[GIVEN INSTRUCTION] The records below are to be copied word for word, with every picture left out.

--- start DATASET RECORDS ---

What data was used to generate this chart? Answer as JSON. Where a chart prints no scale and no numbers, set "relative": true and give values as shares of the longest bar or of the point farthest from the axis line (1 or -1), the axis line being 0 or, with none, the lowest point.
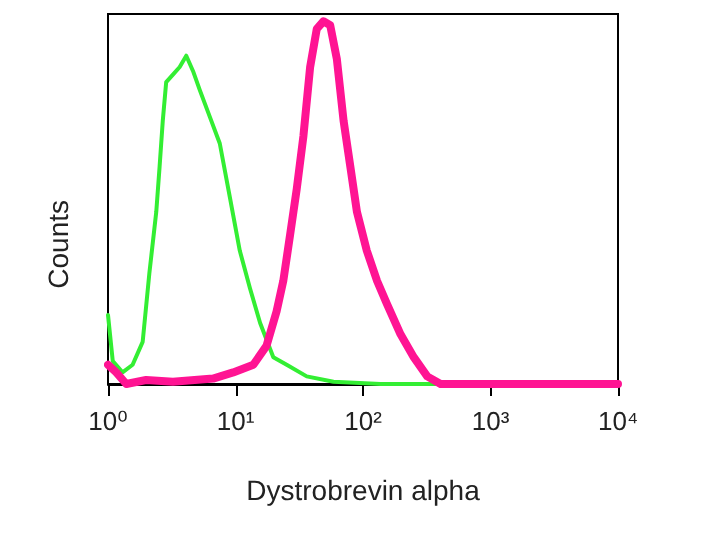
{
  "chart_data": {
    "type": "line",
    "relative": true,
    "xlabel": "Dystrobrevin alpha",
    "ylabel": "Counts",
    "log": "x",
    "xlim": [
      1,
      10000
    ],
    "xticks": [
      {
        "value": 1,
        "label": "10⁰"
      },
      {
        "value": 10,
        "label": "10¹"
      },
      {
        "value": 100,
        "label": "10²"
      },
      {
        "value": 1000,
        "label": "10³"
      },
      {
        "value": 10000,
        "label": "10⁴"
      }
    ],
    "grid": false,
    "marker": "none",
    "line_style": "solid",
    "series": [
      {
        "color": "#33ee33",
        "x": [
          1,
          1.09,
          1.3,
          1.56,
          1.87,
          2.11,
          2.39,
          2.54,
          2.69,
          2.86,
          3.23,
          3.65,
          4.11,
          4.64,
          5.24,
          6.28,
          7.53,
          9.02,
          10.8,
          13,
          15.6,
          19.8,
          25.2,
          36.2,
          58.7,
          137,
          319,
          839,
          10000
        ],
        "values": [
          0.19,
          0.063,
          0.032,
          0.053,
          0.116,
          0.305,
          0.474,
          0.6,
          0.726,
          0.832,
          0.853,
          0.874,
          0.905,
          0.863,
          0.811,
          0.737,
          0.663,
          0.516,
          0.368,
          0.263,
          0.168,
          0.074,
          0.053,
          0.021,
          0.006,
          0,
          0,
          0,
          0
        ]
      },
      {
        "color": "#ff1493",
        "x": [
          1,
          1.16,
          1.39,
          1.99,
          3.23,
          6.67,
          9.59,
          13.8,
          17.5,
          21,
          23.7,
          26.8,
          30.2,
          34.1,
          38.5,
          43.4,
          49,
          55.3,
          62.4,
          70.4,
          79.5,
          89.7,
          107,
          129,
          154,
          197,
          250,
          319,
          406,
          10000
        ],
        "values": [
          0.053,
          0.032,
          0,
          0.011,
          0.006,
          0.015,
          0.032,
          0.053,
          0.105,
          0.2,
          0.284,
          0.411,
          0.537,
          0.684,
          0.874,
          0.979,
          1,
          0.989,
          0.895,
          0.726,
          0.6,
          0.474,
          0.368,
          0.284,
          0.221,
          0.137,
          0.074,
          0.021,
          0,
          0
        ]
      }
    ]
  }
}
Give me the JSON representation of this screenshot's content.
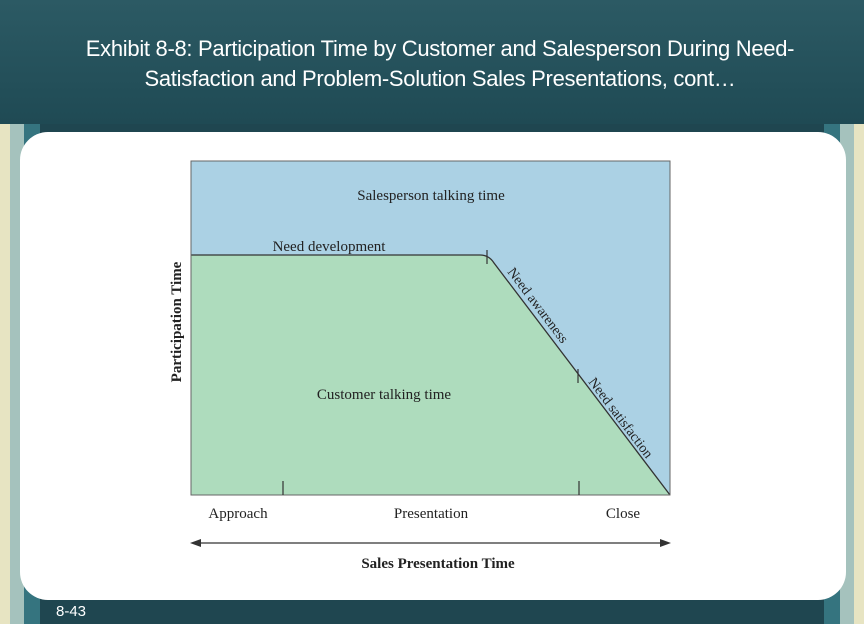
{
  "slide": {
    "title_line1": "Exhibit 8-8: Participation Time by Customer and Salesperson During Need-",
    "title_line2": "Satisfaction and Problem-Solution Sales Presentations, cont…",
    "number": "8-43"
  },
  "diagram": {
    "region_top_label": "Salesperson talking time",
    "region_bottom_label": "Customer talking time",
    "phase_flat": "Need development",
    "phase_slope1": "Need awareness",
    "phase_slope2": "Need satisfaction",
    "y_axis_label": "Participation Time",
    "x_axis_label": "Sales Presentation Time",
    "x_stages": [
      "Approach",
      "Presentation",
      "Close"
    ]
  },
  "colors": {
    "background": "#1f4650",
    "salesperson_area": "#abd1e4",
    "customer_area": "#aedcbd"
  }
}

--- end DATASET RECORDS ---

[EXERCISE OUTPUT]
What data was used to generate this chart? Answer as JSON. Where a chart prints no scale and no numbers, set "relative": true and give values as shares of the longest bar or of the point farthest from the axis line (1 or -1), the axis line being 0 or, with none, the lowest point.
{
  "chart_data": {
    "type": "line",
    "relative": true,
    "xlabel": "Dystrobrevin alpha",
    "ylabel": "Counts",
    "log": "x",
    "xlim": [
      1,
      10000
    ],
    "xticks": [
      {
        "value": 1,
        "label": "10⁰"
      },
      {
        "value": 10,
        "label": "10¹"
      },
      {
        "value": 100,
        "label": "10²"
      },
      {
        "value": 1000,
        "label": "10³"
      },
      {
        "value": 10000,
        "label": "10⁴"
      }
    ],
    "grid": false,
    "marker": "none",
    "line_style": "solid",
    "series": [
      {
        "color": "#33ee33",
        "x": [
          1,
          1.09,
          1.3,
          1.56,
          1.87,
          2.11,
          2.39,
          2.54,
          2.69,
          2.86,
          3.23,
          3.65,
          4.11,
          4.64,
          5.24,
          6.28,
          7.53,
          9.02,
          10.8,
          13,
          15.6,
          19.8,
          25.2,
          36.2,
          58.7,
          137,
          319,
          839,
          10000
        ],
        "values": [
          0.19,
          0.063,
          0.032,
          0.053,
          0.116,
          0.305,
          0.474,
          0.6,
          0.726,
          0.832,
          0.853,
          0.874,
          0.905,
          0.863,
          0.811,
          0.737,
          0.663,
          0.516,
          0.368,
          0.263,
          0.168,
          0.074,
          0.053,
          0.021,
          0.006,
          0,
          0,
          0,
          0
        ]
      },
      {
        "color": "#ff1493",
        "x": [
          1,
          1.16,
          1.39,
          1.99,
          3.23,
          6.67,
          9.59,
          13.8,
          17.5,
          21,
          23.7,
          26.8,
          30.2,
          34.1,
          38.5,
          43.4,
          49,
          55.3,
          62.4,
          70.4,
          79.5,
          89.7,
          107,
          129,
          154,
          197,
          250,
          319,
          406,
          10000
        ],
        "values": [
          0.053,
          0.032,
          0,
          0.011,
          0.006,
          0.015,
          0.032,
          0.053,
          0.105,
          0.2,
          0.284,
          0.411,
          0.537,
          0.684,
          0.874,
          0.979,
          1,
          0.989,
          0.895,
          0.726,
          0.6,
          0.474,
          0.368,
          0.284,
          0.221,
          0.137,
          0.074,
          0.021,
          0,
          0
        ]
      }
    ]
  }
}
Give me the JSON representation of this screenshot's content.
{
  "slide": {
    "title_line1": "Exhibit 8-8: Participation Time by Customer and Salesperson During Need-",
    "title_line2": "Satisfaction and Problem-Solution Sales Presentations, cont…",
    "number": "8-43"
  },
  "diagram": {
    "region_top_label": "Salesperson talking time",
    "region_bottom_label": "Customer talking time",
    "phase_flat": "Need development",
    "phase_slope1": "Need awareness",
    "phase_slope2": "Need satisfaction",
    "y_axis_label": "Participation Time",
    "x_axis_label": "Sales Presentation Time",
    "x_stages": [
      "Approach",
      "Presentation",
      "Close"
    ]
  },
  "colors": {
    "background": "#1f4650",
    "salesperson_area": "#abd1e4",
    "customer_area": "#aedcbd"
  }
}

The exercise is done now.